EXERCISE DESCRIPTION: Pull every "conocimiento" line out of the data below.

DATA LISTING:
________________________________________

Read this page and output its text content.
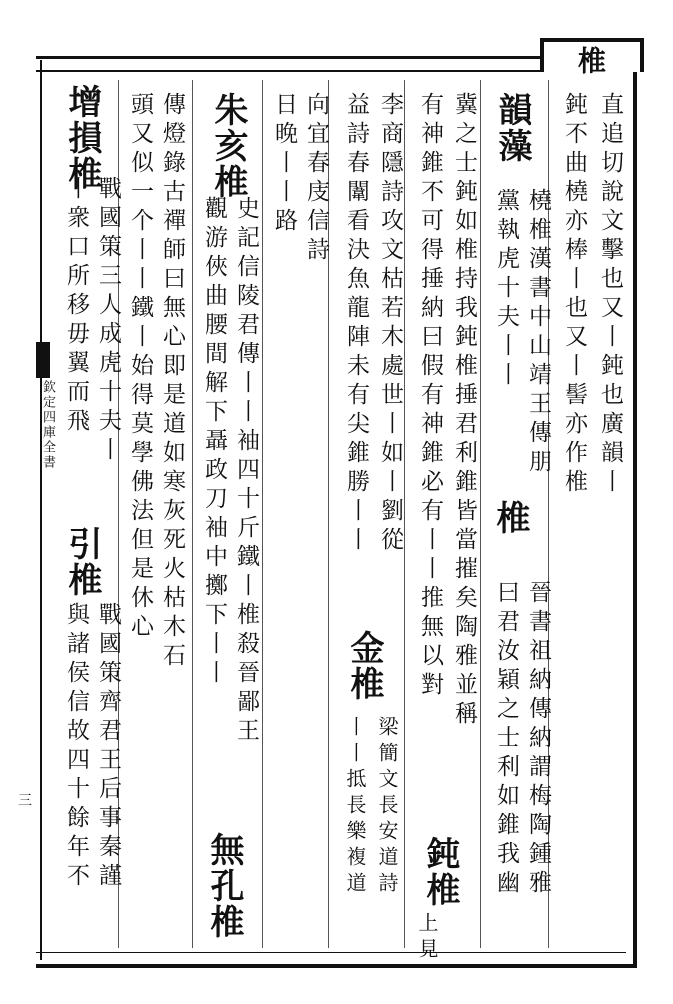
欽定四庫全書
三
椎
直追切說文擊也又丨鈍也廣韻丨
鈍不曲橈亦棒丨也又丨髻亦作椎
韻藻
橈椎漢書中山靖王傳朋
黨執虎十夫丨丨
冀之士鈍如椎持我鈍椎捶君利錐皆當摧矣陶雅並稱
有神錐不可得捶納曰假有神錐必有丨丨推無以對 椎
晉書祖納傳納謂梅陶鍾雅
曰君汝穎之士利如錐我幽
鈍椎
上見
李商隱詩攻文枯若木處世丨如丨劉從
益詩春闈看決魚龍陣未有尖錐勝丨丨
金椎
梁簡文長安道詩
丨丨抵長樂複道
向宜春庋信詩
日晚丨丨路
朱亥椎
史記信陵君傳丨丨袖四十斤鐵丨椎殺晉鄙王
觀游俠曲腰間解下聶政刀袖中擲下丨丨
無孔椎
傳燈錄古禪師曰無心即是道如寒灰死火枯木石
頭又似一个丨丨鐵丨始得莫學佛法但是休心
增損椎
戰國策三人成虎十夫丨
丨衆口所移毋翼而飛
引椎
戰國策齊君王后事秦謹
與諸侯信故四十餘年不
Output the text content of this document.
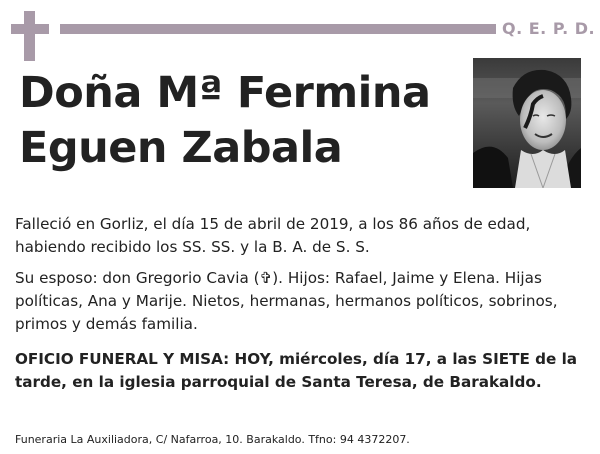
Q. E. P. D.
Doña Mª Fermina
Eguen Zabala
Falleció en Gorliz, el día 15 de abril de 2019, a los 86 años de edad, habiendo recibido los SS. SS. y la B. A. de S. S.
Su esposo: don Gregorio Cavia (✞). Hijos: Rafael, Jaime y Elena. Hijas políticas, Ana y Marije. Nietos, hermanas, hermanos políticos, sobrinos, primos y demás familia.
OFICIO FUNERAL Y MISA: HOY, miércoles, día 17, a las SIETE de la tarde, en la iglesia parroquial de Santa Teresa, de Barakaldo.
Funeraria La Auxiliadora, C/ Nafarroa, 10. Barakaldo. Tfno: 94 4372207.
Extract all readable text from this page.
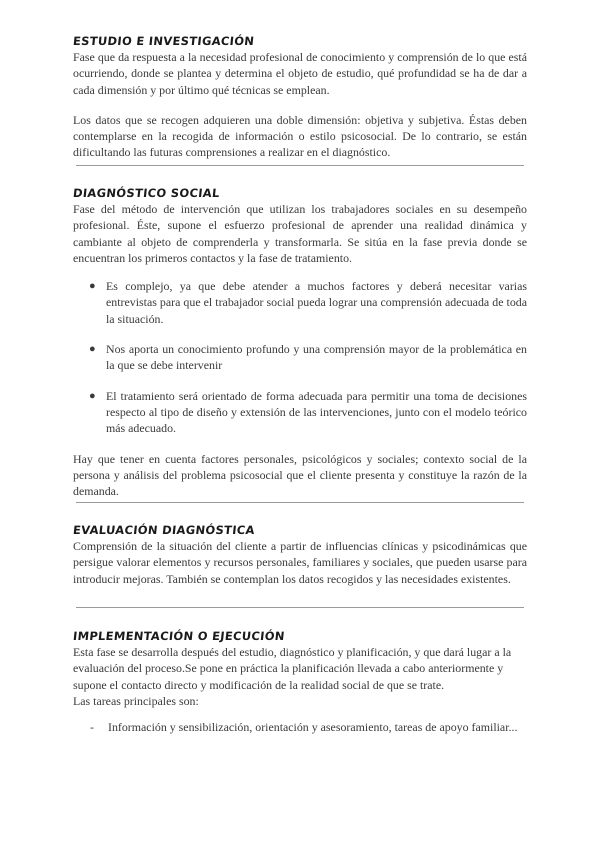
ESTUDIO E INVESTIGACIÓN

Fase que da respuesta a la necesidad profesional de conocimiento y comprensión de lo que está ocurriendo, donde se plantea y determina el objeto de estudio, qué profundidad se ha de dar a cada dimensión y por último qué técnicas se emplean.

Los datos que se recogen adquieren una doble dimensión: objetiva y subjetiva. Éstas deben contemplarse en la recogida de información o estilo psicosocial. De lo contrario, se están dificultando las futuras comprensiones a realizar en el diagnóstico.

DIAGNÓSTICO SOCIAL

Fase del método de intervención que utilizan los trabajadores sociales en su desempeño profesional. Éste, supone el esfuerzo profesional de aprender una realidad dinámica y cambiante al objeto de comprenderla y transformarla. Se sitúa en la fase previa donde se encuentran los primeros contactos y la fase de tratamiento.

● Es complejo, ya que debe atender a muchos factores y deberá necesitar varias entrevistas para que el trabajador social pueda lograr una comprensión adecuada de toda la situación.
● Nos aporta un conocimiento profundo y una comprensión mayor de la problemática en la que se debe intervenir
● El tratamiento será orientado de forma adecuada para permitir una toma de decisiones respecto al tipo de diseño y extensión de las intervenciones, junto con el modelo teórico más adecuado.

Hay que tener en cuenta factores personales, psicológicos y sociales; contexto social de la persona y análisis del problema psicosocial que el cliente presenta y constituye la razón de la demanda.

EVALUACIÓN DIAGNÓSTICA

Comprensión de la situación del cliente a partir de influencias clínicas y psicodinámicas que persigue valorar elementos y recursos personales, familiares y sociales, que pueden usarse para introducir mejoras. También se contemplan los datos recogidos y las necesidades existentes.

IMPLEMENTACIÓN O EJECUCIÓN

Esta fase se desarrolla después del estudio, diagnóstico y planificación, y que dará lugar a la evaluación del proceso.Se pone en práctica la planificación llevada a cabo anteriormente y supone el contacto directo y modificación de la realidad social de que se trate.

Las tareas principales son:

- Información y sensibilización, orientación y asesoramiento, tareas de apoyo familiar...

________________________________________

REPLY:
Fase que da respuesta a la necesidad profesional de conocimiento y comprensión de lo que está ocurriendo, donde se plantea y determina el objeto de estudio, qué profundidad se ha de dar a cada dimensión y por último qué técnicas se emplean.
● Nos aporta un conocimiento profundo y una comprensión mayor de la problemática en la que se debe intervenir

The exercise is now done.